> **The problem**:
Below are some records. Pull every line that contains the word "Province".

▼

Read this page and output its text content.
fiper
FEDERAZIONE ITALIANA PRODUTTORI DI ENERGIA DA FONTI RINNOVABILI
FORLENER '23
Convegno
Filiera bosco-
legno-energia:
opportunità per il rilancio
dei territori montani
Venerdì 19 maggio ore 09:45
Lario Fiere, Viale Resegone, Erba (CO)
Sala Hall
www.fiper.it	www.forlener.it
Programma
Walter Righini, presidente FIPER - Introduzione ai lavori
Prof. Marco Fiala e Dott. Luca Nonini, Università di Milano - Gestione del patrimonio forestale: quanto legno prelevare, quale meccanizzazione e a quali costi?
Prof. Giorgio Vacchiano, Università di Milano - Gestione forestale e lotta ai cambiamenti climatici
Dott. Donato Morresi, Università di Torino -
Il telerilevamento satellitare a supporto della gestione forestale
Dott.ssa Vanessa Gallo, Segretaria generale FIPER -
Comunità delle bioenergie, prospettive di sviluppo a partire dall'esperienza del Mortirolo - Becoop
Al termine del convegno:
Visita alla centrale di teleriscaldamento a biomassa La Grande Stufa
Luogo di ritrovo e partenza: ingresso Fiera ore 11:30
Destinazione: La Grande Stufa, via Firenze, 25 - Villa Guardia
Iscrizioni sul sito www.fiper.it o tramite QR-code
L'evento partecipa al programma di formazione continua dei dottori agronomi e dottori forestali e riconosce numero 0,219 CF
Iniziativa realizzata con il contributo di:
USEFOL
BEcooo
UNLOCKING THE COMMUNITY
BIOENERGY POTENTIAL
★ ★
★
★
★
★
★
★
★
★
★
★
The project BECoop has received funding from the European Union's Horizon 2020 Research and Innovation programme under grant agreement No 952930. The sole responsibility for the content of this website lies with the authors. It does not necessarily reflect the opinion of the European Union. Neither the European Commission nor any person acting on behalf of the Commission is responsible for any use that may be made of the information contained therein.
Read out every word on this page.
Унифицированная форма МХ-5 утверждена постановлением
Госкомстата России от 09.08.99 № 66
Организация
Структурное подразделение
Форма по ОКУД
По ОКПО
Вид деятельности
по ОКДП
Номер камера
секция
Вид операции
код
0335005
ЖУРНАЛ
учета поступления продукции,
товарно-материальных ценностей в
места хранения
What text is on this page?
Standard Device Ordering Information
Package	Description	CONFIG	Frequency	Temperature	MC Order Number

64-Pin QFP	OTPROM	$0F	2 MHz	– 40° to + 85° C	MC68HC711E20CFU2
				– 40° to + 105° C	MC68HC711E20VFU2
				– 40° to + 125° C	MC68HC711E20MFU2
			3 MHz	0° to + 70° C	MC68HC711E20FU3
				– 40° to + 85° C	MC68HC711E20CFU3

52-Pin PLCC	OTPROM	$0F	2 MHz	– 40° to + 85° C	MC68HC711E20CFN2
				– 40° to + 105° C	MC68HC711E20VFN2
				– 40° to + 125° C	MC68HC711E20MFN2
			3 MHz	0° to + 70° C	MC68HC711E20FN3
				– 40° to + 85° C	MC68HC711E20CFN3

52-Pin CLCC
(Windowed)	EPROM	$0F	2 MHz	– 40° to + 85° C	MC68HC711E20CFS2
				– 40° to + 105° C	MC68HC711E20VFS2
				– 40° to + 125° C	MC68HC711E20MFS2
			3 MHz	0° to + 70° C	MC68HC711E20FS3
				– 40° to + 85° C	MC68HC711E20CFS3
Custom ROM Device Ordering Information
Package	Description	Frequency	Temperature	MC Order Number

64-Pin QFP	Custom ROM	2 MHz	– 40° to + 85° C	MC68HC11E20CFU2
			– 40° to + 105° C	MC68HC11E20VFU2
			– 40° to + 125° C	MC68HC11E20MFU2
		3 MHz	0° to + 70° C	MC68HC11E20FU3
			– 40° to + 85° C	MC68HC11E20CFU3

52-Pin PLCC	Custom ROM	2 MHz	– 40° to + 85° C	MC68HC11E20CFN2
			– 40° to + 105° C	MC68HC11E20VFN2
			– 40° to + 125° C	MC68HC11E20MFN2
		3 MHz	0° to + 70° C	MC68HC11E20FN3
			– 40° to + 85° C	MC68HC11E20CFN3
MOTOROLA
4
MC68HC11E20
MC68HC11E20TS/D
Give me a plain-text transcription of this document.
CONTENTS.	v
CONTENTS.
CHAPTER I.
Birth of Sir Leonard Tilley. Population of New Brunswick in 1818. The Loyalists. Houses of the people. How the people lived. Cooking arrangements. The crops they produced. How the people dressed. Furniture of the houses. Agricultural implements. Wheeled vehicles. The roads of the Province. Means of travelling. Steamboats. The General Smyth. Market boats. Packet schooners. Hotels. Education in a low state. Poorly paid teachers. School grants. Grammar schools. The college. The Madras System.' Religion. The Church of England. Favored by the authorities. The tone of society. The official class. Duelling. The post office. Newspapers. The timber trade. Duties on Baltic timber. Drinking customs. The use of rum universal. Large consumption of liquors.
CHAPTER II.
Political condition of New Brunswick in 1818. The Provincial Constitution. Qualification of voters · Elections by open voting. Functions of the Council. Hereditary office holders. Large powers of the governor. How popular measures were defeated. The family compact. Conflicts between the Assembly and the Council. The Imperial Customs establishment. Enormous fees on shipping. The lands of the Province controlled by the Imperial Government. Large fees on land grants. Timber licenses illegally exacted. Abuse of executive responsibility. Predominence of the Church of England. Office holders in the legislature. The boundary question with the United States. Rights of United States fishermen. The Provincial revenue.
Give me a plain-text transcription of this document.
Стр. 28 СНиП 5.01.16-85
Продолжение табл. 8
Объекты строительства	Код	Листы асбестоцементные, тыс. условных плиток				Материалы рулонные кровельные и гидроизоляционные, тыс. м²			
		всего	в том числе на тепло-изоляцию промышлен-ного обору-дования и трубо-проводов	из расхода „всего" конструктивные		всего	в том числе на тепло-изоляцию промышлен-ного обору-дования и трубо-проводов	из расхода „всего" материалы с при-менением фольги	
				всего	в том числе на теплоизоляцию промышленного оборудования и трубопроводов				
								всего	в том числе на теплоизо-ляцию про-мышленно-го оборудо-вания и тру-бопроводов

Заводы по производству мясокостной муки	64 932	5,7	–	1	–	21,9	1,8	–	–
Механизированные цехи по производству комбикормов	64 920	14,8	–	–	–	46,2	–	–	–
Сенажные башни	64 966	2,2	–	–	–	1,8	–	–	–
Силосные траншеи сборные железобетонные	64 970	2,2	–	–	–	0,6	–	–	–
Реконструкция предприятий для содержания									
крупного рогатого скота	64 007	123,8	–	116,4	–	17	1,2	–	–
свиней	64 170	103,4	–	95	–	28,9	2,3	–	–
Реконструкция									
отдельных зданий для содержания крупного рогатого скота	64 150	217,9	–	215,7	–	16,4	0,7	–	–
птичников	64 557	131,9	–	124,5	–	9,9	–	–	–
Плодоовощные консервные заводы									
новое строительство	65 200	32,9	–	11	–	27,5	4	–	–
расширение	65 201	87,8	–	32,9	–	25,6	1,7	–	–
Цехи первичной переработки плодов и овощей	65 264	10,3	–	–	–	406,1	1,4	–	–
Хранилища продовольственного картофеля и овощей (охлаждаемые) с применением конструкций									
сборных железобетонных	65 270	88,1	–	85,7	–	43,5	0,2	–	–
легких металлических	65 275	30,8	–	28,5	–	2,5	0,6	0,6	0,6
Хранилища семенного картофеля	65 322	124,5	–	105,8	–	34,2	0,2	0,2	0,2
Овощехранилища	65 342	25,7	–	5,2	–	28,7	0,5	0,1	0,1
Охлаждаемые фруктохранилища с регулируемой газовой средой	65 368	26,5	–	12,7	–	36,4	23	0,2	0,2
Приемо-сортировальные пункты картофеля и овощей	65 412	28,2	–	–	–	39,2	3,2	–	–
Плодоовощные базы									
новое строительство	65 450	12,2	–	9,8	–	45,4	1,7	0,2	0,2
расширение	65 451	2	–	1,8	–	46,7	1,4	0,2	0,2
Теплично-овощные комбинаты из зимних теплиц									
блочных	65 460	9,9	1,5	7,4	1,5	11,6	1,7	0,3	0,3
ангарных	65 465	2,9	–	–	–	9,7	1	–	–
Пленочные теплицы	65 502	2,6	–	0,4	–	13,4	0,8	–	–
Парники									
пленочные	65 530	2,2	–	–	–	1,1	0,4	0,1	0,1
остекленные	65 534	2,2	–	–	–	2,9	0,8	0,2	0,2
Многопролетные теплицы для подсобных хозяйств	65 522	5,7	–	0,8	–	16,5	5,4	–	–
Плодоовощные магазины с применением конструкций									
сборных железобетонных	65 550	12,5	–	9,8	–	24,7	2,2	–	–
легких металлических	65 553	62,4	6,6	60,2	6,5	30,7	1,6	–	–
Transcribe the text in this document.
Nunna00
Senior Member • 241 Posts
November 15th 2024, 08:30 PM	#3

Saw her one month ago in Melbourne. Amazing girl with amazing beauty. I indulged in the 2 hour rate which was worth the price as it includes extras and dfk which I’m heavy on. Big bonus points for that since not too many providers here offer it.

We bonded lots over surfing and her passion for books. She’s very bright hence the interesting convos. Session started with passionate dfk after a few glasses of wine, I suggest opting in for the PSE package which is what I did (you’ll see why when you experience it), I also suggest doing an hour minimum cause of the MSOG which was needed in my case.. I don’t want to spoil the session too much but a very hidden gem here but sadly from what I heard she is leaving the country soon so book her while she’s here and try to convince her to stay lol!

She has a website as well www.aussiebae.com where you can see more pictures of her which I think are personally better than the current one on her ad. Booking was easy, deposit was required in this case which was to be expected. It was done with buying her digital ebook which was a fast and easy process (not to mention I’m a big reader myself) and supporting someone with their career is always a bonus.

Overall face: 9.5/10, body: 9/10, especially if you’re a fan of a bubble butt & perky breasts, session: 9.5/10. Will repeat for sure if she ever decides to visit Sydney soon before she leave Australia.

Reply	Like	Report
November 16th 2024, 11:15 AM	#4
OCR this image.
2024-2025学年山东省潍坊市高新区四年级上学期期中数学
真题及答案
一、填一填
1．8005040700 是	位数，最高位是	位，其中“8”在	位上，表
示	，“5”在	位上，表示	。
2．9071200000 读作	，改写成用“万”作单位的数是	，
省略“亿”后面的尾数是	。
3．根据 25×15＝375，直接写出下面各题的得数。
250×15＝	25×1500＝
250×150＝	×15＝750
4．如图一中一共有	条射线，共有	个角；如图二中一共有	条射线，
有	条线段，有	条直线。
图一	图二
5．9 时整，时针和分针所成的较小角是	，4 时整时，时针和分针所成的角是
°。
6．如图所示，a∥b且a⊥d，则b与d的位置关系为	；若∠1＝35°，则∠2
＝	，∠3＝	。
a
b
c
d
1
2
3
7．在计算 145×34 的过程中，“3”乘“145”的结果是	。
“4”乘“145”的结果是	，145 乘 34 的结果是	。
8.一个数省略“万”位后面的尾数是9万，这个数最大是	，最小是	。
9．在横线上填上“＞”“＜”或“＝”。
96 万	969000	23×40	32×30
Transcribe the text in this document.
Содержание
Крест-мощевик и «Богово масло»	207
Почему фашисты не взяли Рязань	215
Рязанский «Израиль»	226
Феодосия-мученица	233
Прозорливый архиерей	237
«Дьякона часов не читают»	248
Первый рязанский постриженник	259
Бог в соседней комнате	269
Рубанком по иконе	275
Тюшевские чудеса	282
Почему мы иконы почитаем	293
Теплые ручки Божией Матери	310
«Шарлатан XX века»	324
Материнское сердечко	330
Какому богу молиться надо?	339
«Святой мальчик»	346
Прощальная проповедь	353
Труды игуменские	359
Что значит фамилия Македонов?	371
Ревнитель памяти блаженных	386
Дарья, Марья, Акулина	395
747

▲

> **Exercise result**:
Birth of Sir Leonard Tilley. Population of New Brunswick in 1818. The Loyalists. Houses of the people. How the people lived. Cooking arrangements. The crops they produced. How the people dressed. Furniture of the houses. Agricultural implements. Wheeled vehicles. The roads of the Province. Means of travelling. Steamboats. The General Smyth. Market boats. Packet schooners. Hotels. Education in a low state. Poorly paid teachers. School grants. Grammar schools. The college. The Madras System.' Religion. The Church of England. Favored by the authorities. The tone of society. The official class. Duelling. The post office. Newspapers. The timber trade. Duties on Baltic timber. Drinking customs. The use of rum universal. Large consumption of liquors.
Political condition of New Brunswick in 1818. The Provincial Constitution. Qualification of voters · Elections by open voting. Functions of the Council. Hereditary office holders. Large powers of the governor. How popular measures were defeated. The family compact. Conflicts between the Assembly and the Council. The Imperial Customs establishment. Enormous fees on shipping. The lands of the Province controlled by the Imperial Government. Large fees on land grants. Timber licenses illegally exacted. Abuse of executive responsibility. Predominence of the Church of England. Office holders in the legislature. The boundary question with the United States. Rights of United States fishermen. The Provincial revenue.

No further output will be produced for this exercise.